(Data records)
--- BEGIN ---

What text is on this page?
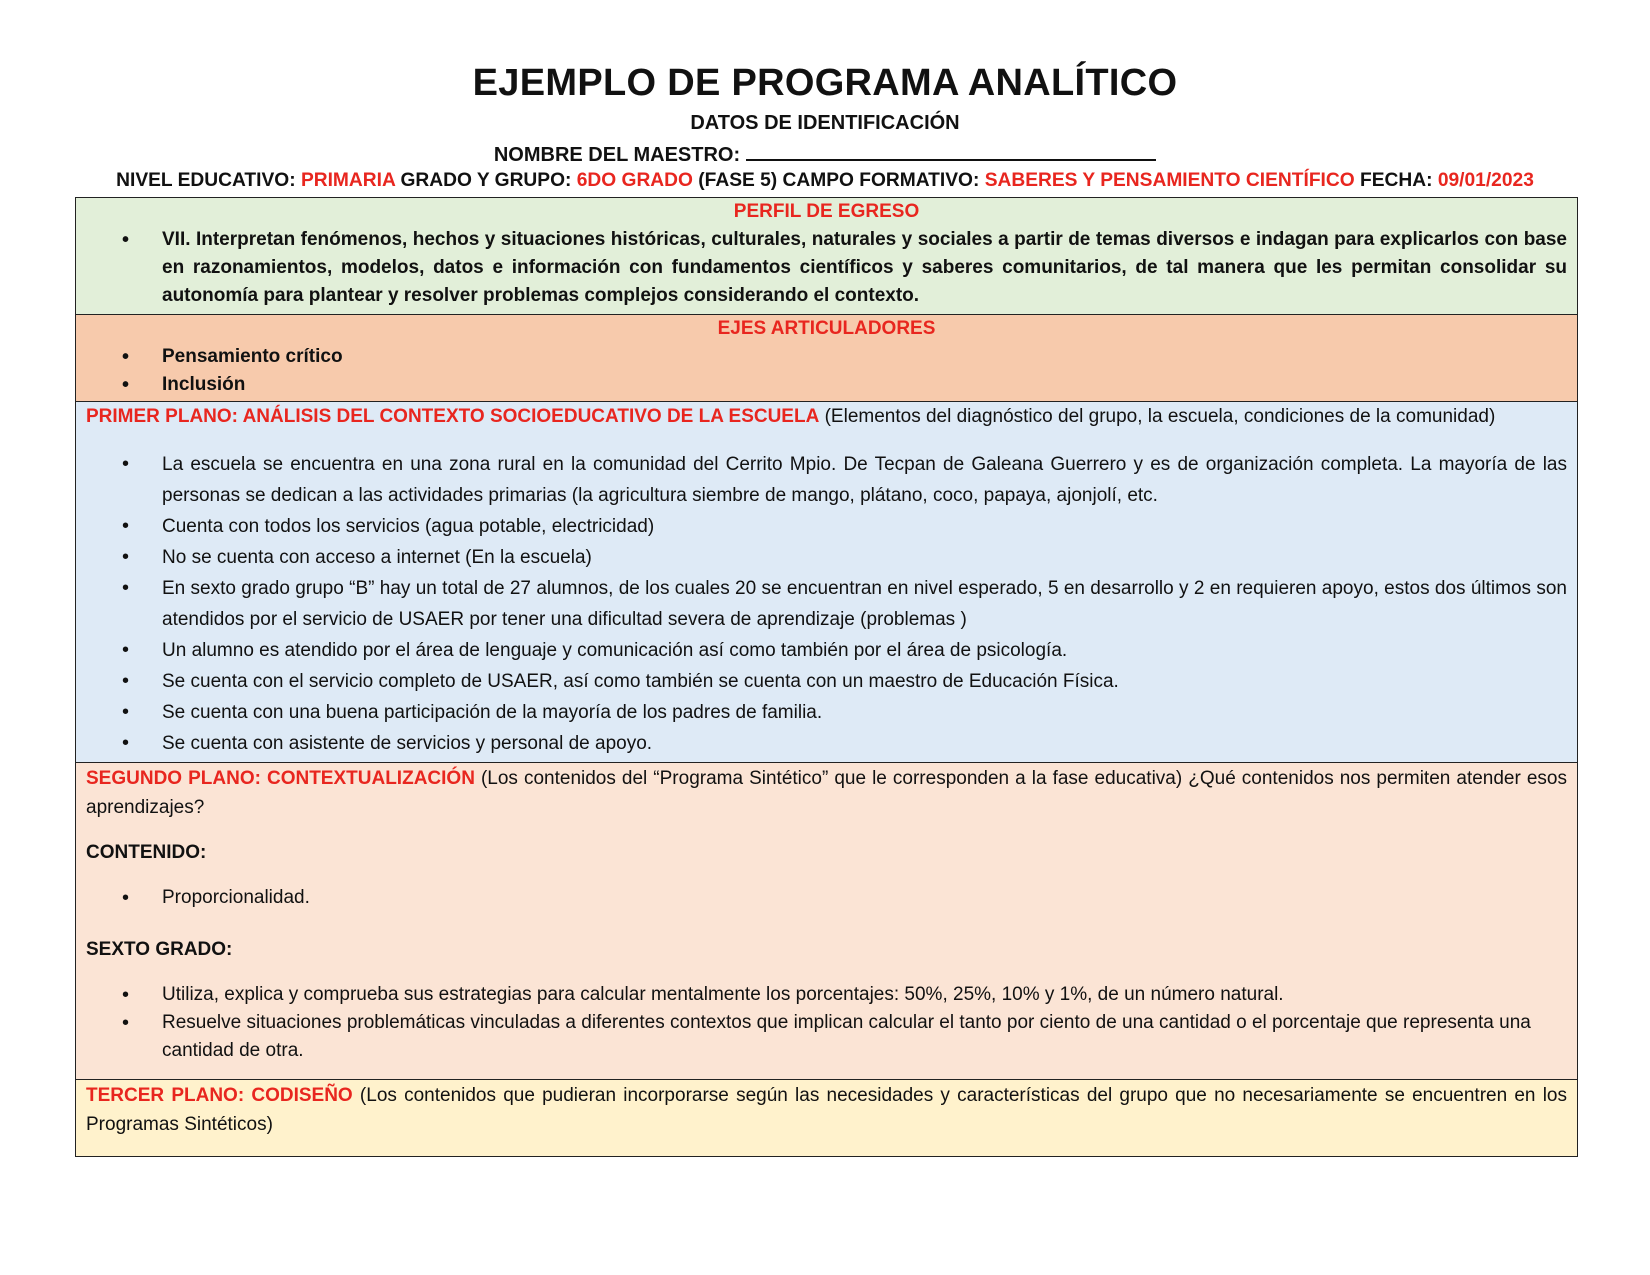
EJEMPLO DE PROGRAMA ANALÍTICO
DATOS DE IDENTIFICACIÓN
NOMBRE DEL MAESTRO:
NIVEL EDUCATIVO: PRIMARIA GRADO Y GRUPO: 6DO GRADO (FASE 5) CAMPO FORMATIVO: SABERES Y PENSAMIENTO CIENTÍFICO FECHA: 09/01/2023
PERFIL DE EGRESO
• VII. Interpretan fenómenos, hechos y situaciones históricas, culturales, naturales y sociales a partir de temas diversos e indagan para explicarlos con base en razonamientos, modelos, datos e información con fundamentos científicos y saberes comunitarios, de tal manera que les permitan consolidar su autonomía para plantear y resolver problemas complejos considerando el contexto.
EJES ARTICULADORES
• Pensamiento crítico
• Inclusión
PRIMER PLANO: ANÁLISIS DEL CONTEXTO SOCIOEDUCATIVO DE LA ESCUELA (Elementos del diagnóstico del grupo, la escuela, condiciones de la comunidad)
• La escuela se encuentra en una zona rural en la comunidad del Cerrito Mpio. De Tecpan de Galeana Guerrero y es de organización completa. La mayoría de las personas se dedican a las actividades primarias (la agricultura siembre de mango, plátano, coco, papaya, ajonjolí, etc.
• Cuenta con todos los servicios (agua potable, electricidad)
• No se cuenta con acceso a internet (En la escuela)
• En sexto grado grupo “B” hay un total de 27 alumnos, de los cuales 20 se encuentran en nivel esperado, 5 en desarrollo y 2 en requieren apoyo, estos dos últimos son atendidos por el servicio de USAER por tener una dificultad severa de aprendizaje (problemas )
• Un alumno es atendido por el área de lenguaje y comunicación así como también por el área de psicología.
• Se cuenta con el servicio completo de USAER, así como también se cuenta con un maestro de Educación Física.
• Se cuenta con una buena participación de la mayoría de los padres de familia.
• Se cuenta con asistente de servicios y personal de apoyo.
SEGUNDO PLANO: CONTEXTUALIZACIÓN (Los contenidos del “Programa Sintético” que le corresponden a la fase educativa) ¿Qué contenidos nos permiten atender esos aprendizajes?
CONTENIDO:
• Proporcionalidad.
SEXTO GRADO:
• Utiliza, explica y comprueba sus estrategias para calcular mentalmente los porcentajes: 50%, 25%, 10% y 1%, de un número natural.
• Resuelve situaciones problemáticas vinculadas a diferentes contextos que implican calcular el tanto por ciento de una cantidad o el porcentaje que representa una cantidad de otra.
TERCER PLANO: CODISEÑO (Los contenidos que pudieran incorporarse según las necesidades y características del grupo que no necesariamente se encuentren en los Programas Sintéticos)
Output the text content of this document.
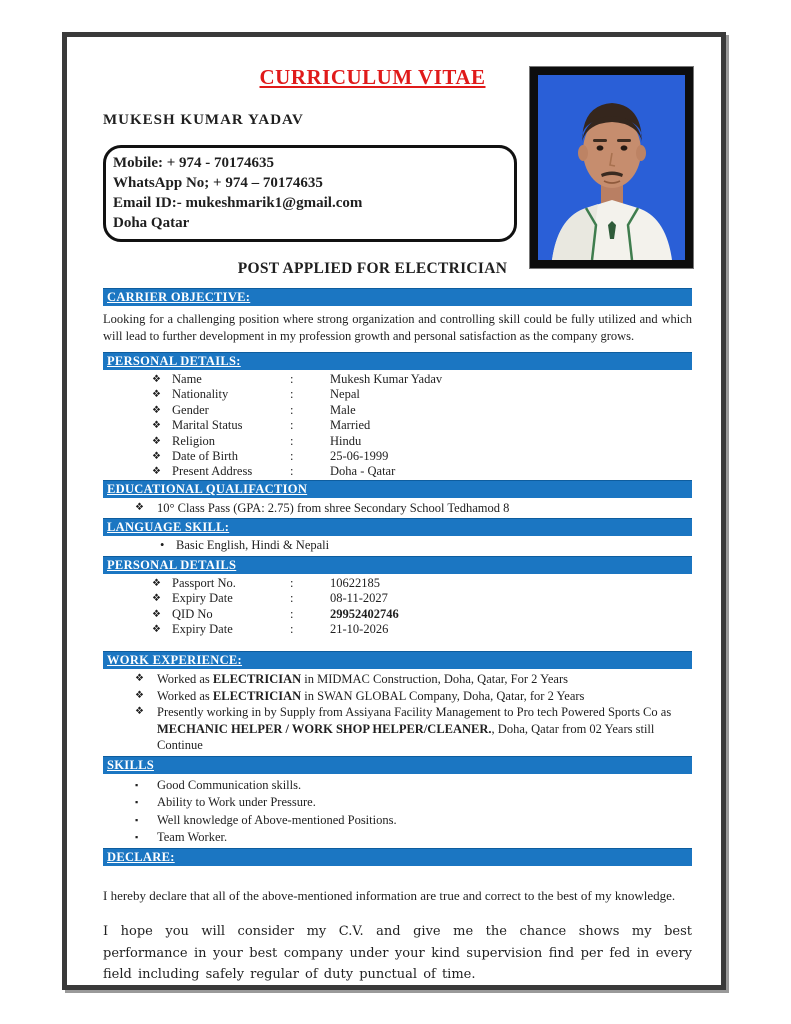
CURRICULUM VITAE
MUKESH KUMAR YADAV
Mobile: + 974 - 70174635
WhatsApp No; + 974 – 70174635
Email ID:- mukeshmarik1@gmail.com
Doha Qatar
POST APPLIED FOR ELECTRICIAN
CARRIER OBJECTIVE:
Looking for a challenging position where strong organization and controlling skill could be fully utilized and which will lead to further development in my profession growth and personal satisfaction as the company grows.
PERSONAL DETAILS:
❖ Name	:	Mukesh Kumar Yadav
❖ Nationality	:	Nepal
❖ Gender	:	Male
❖ Marital Status	:	Married
❖ Religion	:	Hindu
❖ Date of Birth	:	25-06-1999
❖ Present Address	:	Doha - Qatar
EDUCATIONAL QUALIFACTION
❖	10° Class Pass (GPA: 2.75) from shree Secondary School Tedhamod 8
LANGUAGE SKILL:
• Basic English, Hindi & Nepali
PERSONAL DETAILS
❖ Passport No.	:	10622185
❖ Expiry Date	:	08-11-2027
❖ QID No	:	29952402746
❖ Expiry Date	:	21-10-2026
WORK EXPERIENCE:
❖	Worked as ELECTRICIAN in MIDMAC Construction, Doha, Qatar, For 2 Years
❖	Worked as ELECTRICIAN in SWAN GLOBAL Company, Doha, Qatar, for 2 Years
❖	Presently working in by Supply from Assiyana Facility Management to Pro tech Powered Sports Co as MECHANIC HELPER / WORK SHOP HELPER/CLEANER., Doha, Qatar from 02 Years still Continue
SKILLS
▪	Good Communication skills.
▪	Ability to Work under Pressure.
▪	Well knowledge of Above-mentioned Positions.
▪	Team Worker.
DECLARE:
I hereby declare that all of the above-mentioned information are true and correct to the best of my knowledge.
I hope you will consider my C.V. and give me the chance shows my best performance in your best company under your kind supervision find per fed in every field including safely regular of duty punctual of time.
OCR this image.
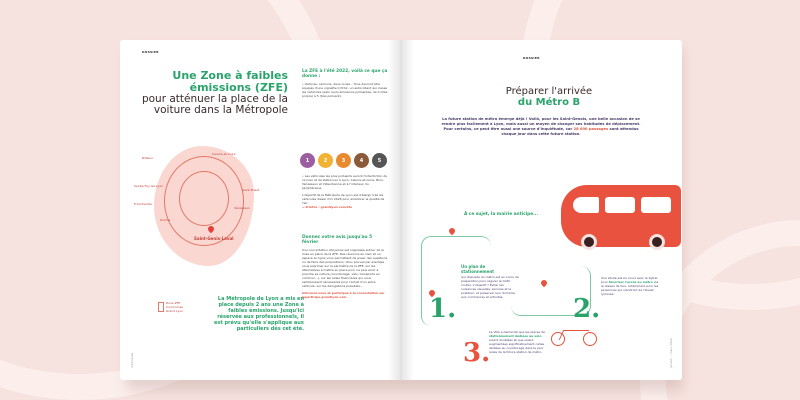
DOSSIER
Une Zone à faibles émissions (ZFE)
pour atténuer la place de la voiture dans la Métropole
Rillieux
Caluire-et-Cuire
Sainte-Foy-les-Lyon
Francheville
Oullins
Vénissieux
Saint-Priest
Saint-Genis-Laval
Zone ZFE
Communes
Grand Lyon
La Métropole de Lyon a mis en place depuis 2 ans une Zone à faibles émissions. Jusqu'ici réservée aux professionnels, il est prévu qu'elle s'applique aux particuliers dès cet été.
La ZFE à l'été 2022, voilà ce que ça donne :
• Voitures, camions, deux-roues... Tous devront être équipés d'une vignette Crit'Air, un autocollant qui classe les véhicules selon leurs émissions polluantes, de 0 (très propre) à 5 (très polluant).
1	2	3	4	5
• Les véhicules les plus polluants auront l'interdiction de circuler et de stationner à Lyon, Caluire-et-Cuire, Bron, Vénissieux et Villeurbanne et à l'intérieur du périphérique.
L'objectif de la Métropole de Lyon est d'élargir très les véhicules diesel d'ici 2026 pour améliorer la qualité de l'air.
→ D'infos : grandlyon.com/zfe
Donnez votre avis jusqu'au 5 février
Une concertation citoyenne est organisée autour de la mise en place de la ZFE. Des réunions en visio et un espace en ligne vous permettent de poser des questions ou de faire des propositions. Vous pouvez par exemple vous exprimer sur le périmètre de la ZFE, sur les alternatives à mettre en place pour ne plus avoir à prendre sa voiture (covoiturage, vélo, transports en commun...), sur les aides financières qui vous sembleraient nécessaires pour l'achat d'un autre véhicule, sur les dérogations possibles...
Informez-vous et participez à la concertation sur jeparticipe.grandlyon.com
métropole
DOSSIER
Préparer l'arrivée
du Métro B
La future station de métro émerge déjà ! Voilà, pour les Saint-Genois, une belle occasion de se rendre plus facilement à Lyon, mais aussi un moyen de changer ses habitudes de déplacement. Pour certains, ce peut être aussi une source d'inquiétude, car 28 000 passages sont attendus chaque jour dans cette future station.
À ce sujet, la mairie anticipe...
1.
Un plan de stationnement
qui dissuade du métro est en cours de préparation pour réguler le trafic routier. L'objectif ? Éviter les nuisances visuelles, sonores et la pollution, et préserver leur domicile, aux commerces et activités.	2.
Une étude est en cours avec le Sytral pour favoriser l'accès au métro via le réseau de bus, notamment pour les personnes qui viendront de l'Ouest lyonnais.
3.
La Ville a demandé que les places de stationnement dédiées au vélo soient doublées et que soient augmentées significativement celles dédiées au covoiturage dans le parc relais de la future station de métro.	janvier – mars 2022
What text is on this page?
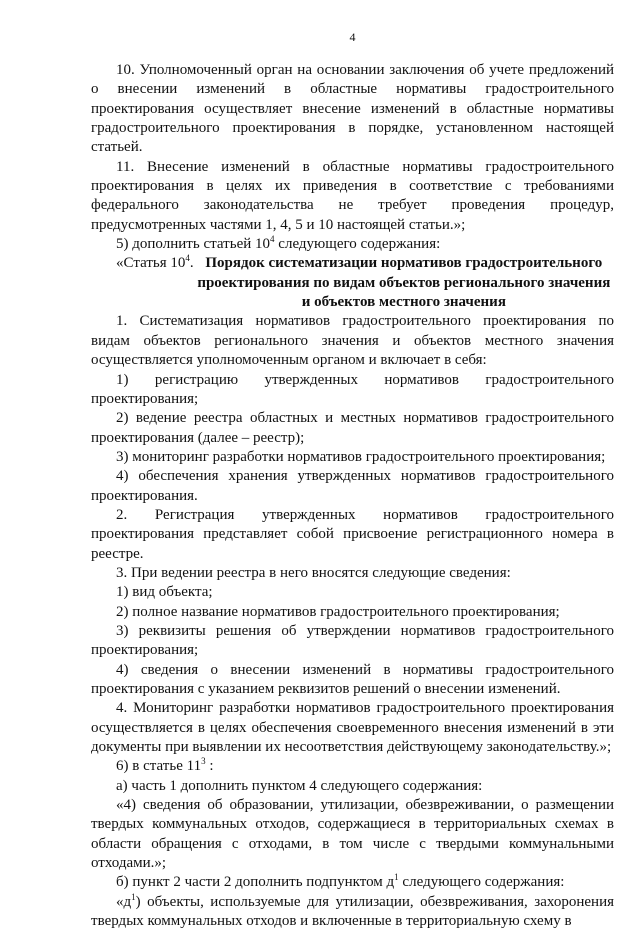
4

10. Уполномоченный орган на основании заключения об учете предложений о внесении изменений в областные нормативы градостроительного проектирования осуществляет внесение изменений в областные нормативы градостроительного проектирования в порядке, установленном настоящей статьей.

11. Внесение изменений в областные нормативы градостроительного проектирования в целях их приведения в соответствие с требованиями федерального законодательства не требует проведения процедур, предусмотренных частями 1, 4, 5 и 10 настоящей статьи.»;

5) дополнить статьей $10^4$ следующего содержания:

«Статья $10^4$. Порядок систематизации нормативов градостроительного проектирования по видам объектов регионального значения и объектов местного значения

1. Систематизация нормативов градостроительного проектирования по видам объектов регионального значения и объектов местного значения осуществляется уполномоченным органом и включает в себя:

1) регистрацию утвержденных нормативов градостроительного проектирования;

2) ведение реестра областных и местных нормативов градостроительного проектирования (далее – реестр);

3) мониторинг разработки нормативов градостроительного проектирования;

4) обеспечения хранения утвержденных нормативов градостроительного проектирования.

2. Регистрация утвержденных нормативов градостроительного проектирования представляет собой присвоение регистрационного номера в реестре.

3. При ведении реестра в него вносятся следующие сведения:

1) вид объекта;

2) полное название нормативов градостроительного проектирования;

3) реквизиты решения об утверждении нормативов градостроительного проектирования;

4) сведения о внесении изменений в нормативы градостроительного проектирования с указанием реквизитов решений о внесении изменений.

4. Мониторинг разработки нормативов градостроительного проектирования осуществляется в целях обеспечения своевременного внесения изменений в эти документы при выявлении их несоответствия действующему законодательству.»;

6) в статье $11^3$ :

а) часть 1 дополнить пунктом 4 следующего содержания:

«4) сведения об образовании, утилизации, обезвреживании, о размещении твердых коммунальных отходов, содержащиеся в территориальных схемах в области обращения с отходами, в том числе с твердыми коммунальными отходами.»;

б) пункт 2 части 2 дополнить подпунктом $д^1$ следующего содержания:

«$д^1$) объекты, используемые для утилизации, обезвреживания, захоронения твердых коммунальных отходов и включенные в территориальную схему в
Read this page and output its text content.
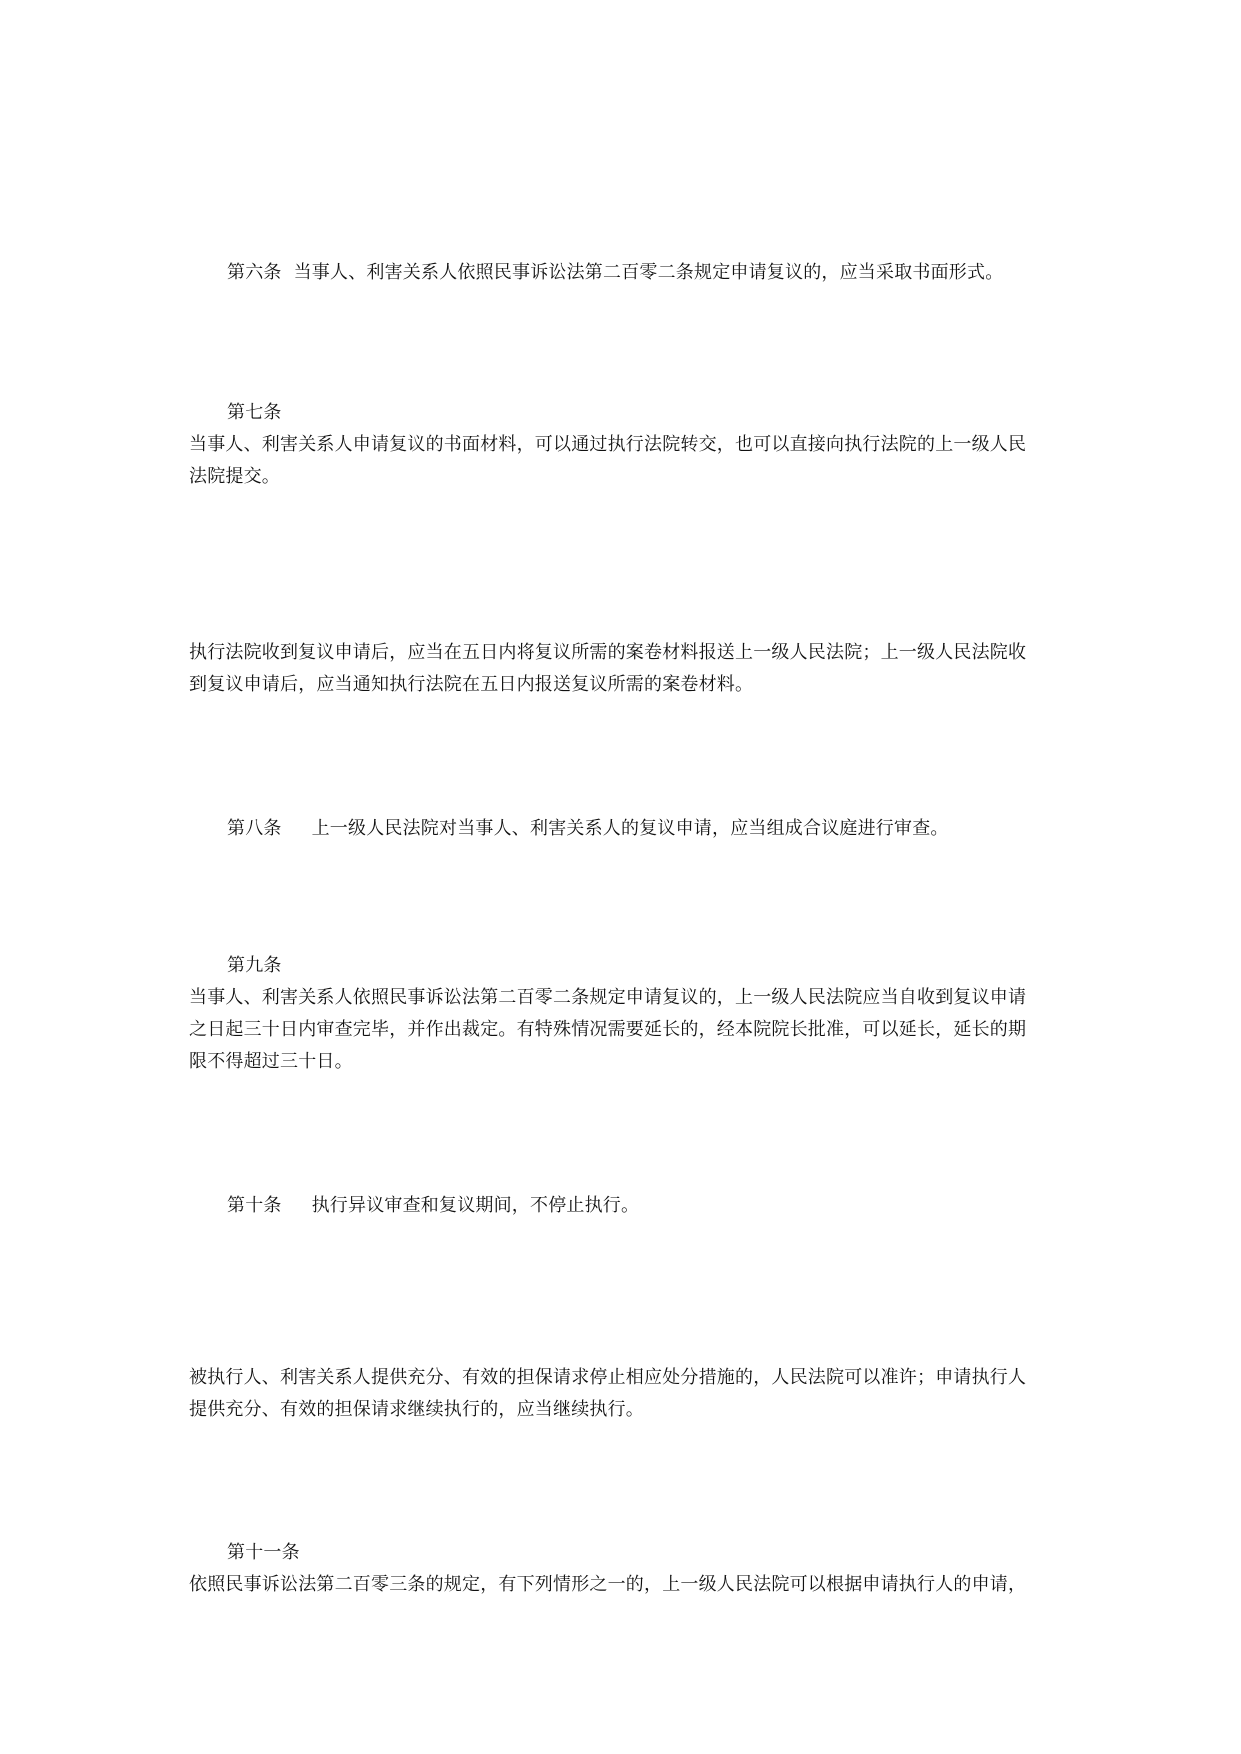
第六条 当事人、利害关系人依照民事诉讼法第二百零二条规定申请复议的，应当采取书面形式。
第七条
当事人、利害关系人申请复议的书面材料，可以通过执行法院转交，也可以直接向执行法院的上一级人民
法院提交。
执行法院收到复议申请后，应当在五日内将复议所需的案卷材料报送上一级人民法院；上一级人民法院收
到复议申请后，应当通知执行法院在五日内报送复议所需的案卷材料。
第八条 上一级人民法院对当事人、利害关系人的复议申请，应当组成合议庭进行审查。
第九条
当事人、利害关系人依照民事诉讼法第二百零二条规定申请复议的，上一级人民法院应当自收到复议申请
之日起三十日内审查完毕，并作出裁定。有特殊情况需要延长的，经本院院长批准，可以延长，延长的期
限不得超过三十日。
第十条 执行异议审查和复议期间，不停止执行。
被执行人、利害关系人提供充分、有效的担保请求停止相应处分措施的，人民法院可以准许；申请执行人
提供充分、有效的担保请求继续执行的，应当继续执行。
第十一条
依照民事诉讼法第二百零三条的规定，有下列情形之一的，上一级人民法院可以根据申请执行人的申请，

--- END ---

OBJECTIVE: Copy all lines of the material above where the string "Caluire" occurs.

EXERCISE SOLUTION:
Caluire-et-Cuire
• Les véhicules les plus polluants auront l'interdiction de circuler et de stationner à Lyon, Caluire-et-Cuire, Bron, Vénissieux et Villeurbanne et à l'intérieur du périphérique.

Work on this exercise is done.